> [Exercise requirements]: Copy out all lines where "không" appears.
-- START --
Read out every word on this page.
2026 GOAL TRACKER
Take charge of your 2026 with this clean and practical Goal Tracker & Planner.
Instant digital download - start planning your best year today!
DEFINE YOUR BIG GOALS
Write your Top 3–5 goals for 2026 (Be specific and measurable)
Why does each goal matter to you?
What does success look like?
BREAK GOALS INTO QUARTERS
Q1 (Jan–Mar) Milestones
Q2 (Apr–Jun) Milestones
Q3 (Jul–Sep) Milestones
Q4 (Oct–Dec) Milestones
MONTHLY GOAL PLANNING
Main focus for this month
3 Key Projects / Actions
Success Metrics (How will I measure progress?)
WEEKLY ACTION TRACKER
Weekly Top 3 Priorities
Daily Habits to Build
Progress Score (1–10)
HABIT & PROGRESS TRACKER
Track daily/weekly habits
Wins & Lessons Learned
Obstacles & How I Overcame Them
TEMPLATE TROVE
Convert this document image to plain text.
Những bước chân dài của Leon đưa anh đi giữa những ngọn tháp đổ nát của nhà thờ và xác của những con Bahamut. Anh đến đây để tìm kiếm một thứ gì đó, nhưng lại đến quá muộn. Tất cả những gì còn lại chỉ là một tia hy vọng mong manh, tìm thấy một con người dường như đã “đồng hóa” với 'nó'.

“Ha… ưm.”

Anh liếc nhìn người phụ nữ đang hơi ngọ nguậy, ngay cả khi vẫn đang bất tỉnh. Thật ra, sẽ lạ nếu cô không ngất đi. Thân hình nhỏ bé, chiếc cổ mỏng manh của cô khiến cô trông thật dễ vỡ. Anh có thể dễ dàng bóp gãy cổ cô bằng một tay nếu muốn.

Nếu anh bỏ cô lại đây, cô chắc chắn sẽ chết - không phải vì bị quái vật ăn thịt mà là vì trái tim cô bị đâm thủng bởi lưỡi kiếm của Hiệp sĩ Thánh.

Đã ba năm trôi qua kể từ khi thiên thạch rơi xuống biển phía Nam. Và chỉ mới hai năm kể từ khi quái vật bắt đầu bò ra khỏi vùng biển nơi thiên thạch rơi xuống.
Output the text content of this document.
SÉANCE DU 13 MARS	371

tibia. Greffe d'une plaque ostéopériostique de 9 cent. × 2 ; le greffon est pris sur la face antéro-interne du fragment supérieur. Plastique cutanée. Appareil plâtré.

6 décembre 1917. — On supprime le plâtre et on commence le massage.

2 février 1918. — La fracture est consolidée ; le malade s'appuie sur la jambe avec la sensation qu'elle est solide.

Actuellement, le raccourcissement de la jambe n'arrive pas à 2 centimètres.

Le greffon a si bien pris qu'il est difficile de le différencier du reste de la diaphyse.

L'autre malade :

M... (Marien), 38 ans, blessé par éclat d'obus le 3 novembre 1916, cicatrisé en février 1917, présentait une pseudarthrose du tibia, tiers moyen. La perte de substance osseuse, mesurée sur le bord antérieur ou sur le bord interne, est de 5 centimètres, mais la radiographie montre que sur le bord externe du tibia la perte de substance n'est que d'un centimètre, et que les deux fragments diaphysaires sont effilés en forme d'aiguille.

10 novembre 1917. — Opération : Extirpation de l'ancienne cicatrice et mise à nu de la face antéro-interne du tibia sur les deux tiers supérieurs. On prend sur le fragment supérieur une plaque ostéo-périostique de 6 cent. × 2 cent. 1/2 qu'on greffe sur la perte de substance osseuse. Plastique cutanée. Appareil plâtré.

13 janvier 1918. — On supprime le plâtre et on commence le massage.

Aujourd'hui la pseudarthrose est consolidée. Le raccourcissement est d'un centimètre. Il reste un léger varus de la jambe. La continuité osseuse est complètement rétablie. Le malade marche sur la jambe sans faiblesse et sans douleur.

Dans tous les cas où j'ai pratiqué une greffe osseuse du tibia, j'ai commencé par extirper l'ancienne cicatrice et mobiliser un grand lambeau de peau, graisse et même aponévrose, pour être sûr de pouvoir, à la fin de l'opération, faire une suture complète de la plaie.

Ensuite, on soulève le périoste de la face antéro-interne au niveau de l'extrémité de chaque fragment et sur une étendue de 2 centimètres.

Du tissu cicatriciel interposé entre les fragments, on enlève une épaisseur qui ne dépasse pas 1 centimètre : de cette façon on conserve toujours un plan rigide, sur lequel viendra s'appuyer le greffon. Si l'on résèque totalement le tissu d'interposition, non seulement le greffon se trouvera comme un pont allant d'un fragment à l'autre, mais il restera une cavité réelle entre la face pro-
-- END --
> [Written solution]:
Anh liếc nhìn người phụ nữ đang hơi ngọ nguậy, ngay cả khi vẫn đang bất tỉnh. Thật ra, sẽ lạ nếu cô không ngất đi. Thân hình nhỏ bé, chiếc cổ mỏng manh của cô khiến cô trông thật dễ vỡ. Anh có thể dễ dàng bóp gãy cổ cô bằng một tay nếu muốn.
Nếu anh bỏ cô lại đây, cô chắc chắn sẽ chết - không phải vì bị quái vật ăn thịt mà là vì trái tim cô bị đâm thủng bởi lưỡi kiếm của Hiệp sĩ Thánh.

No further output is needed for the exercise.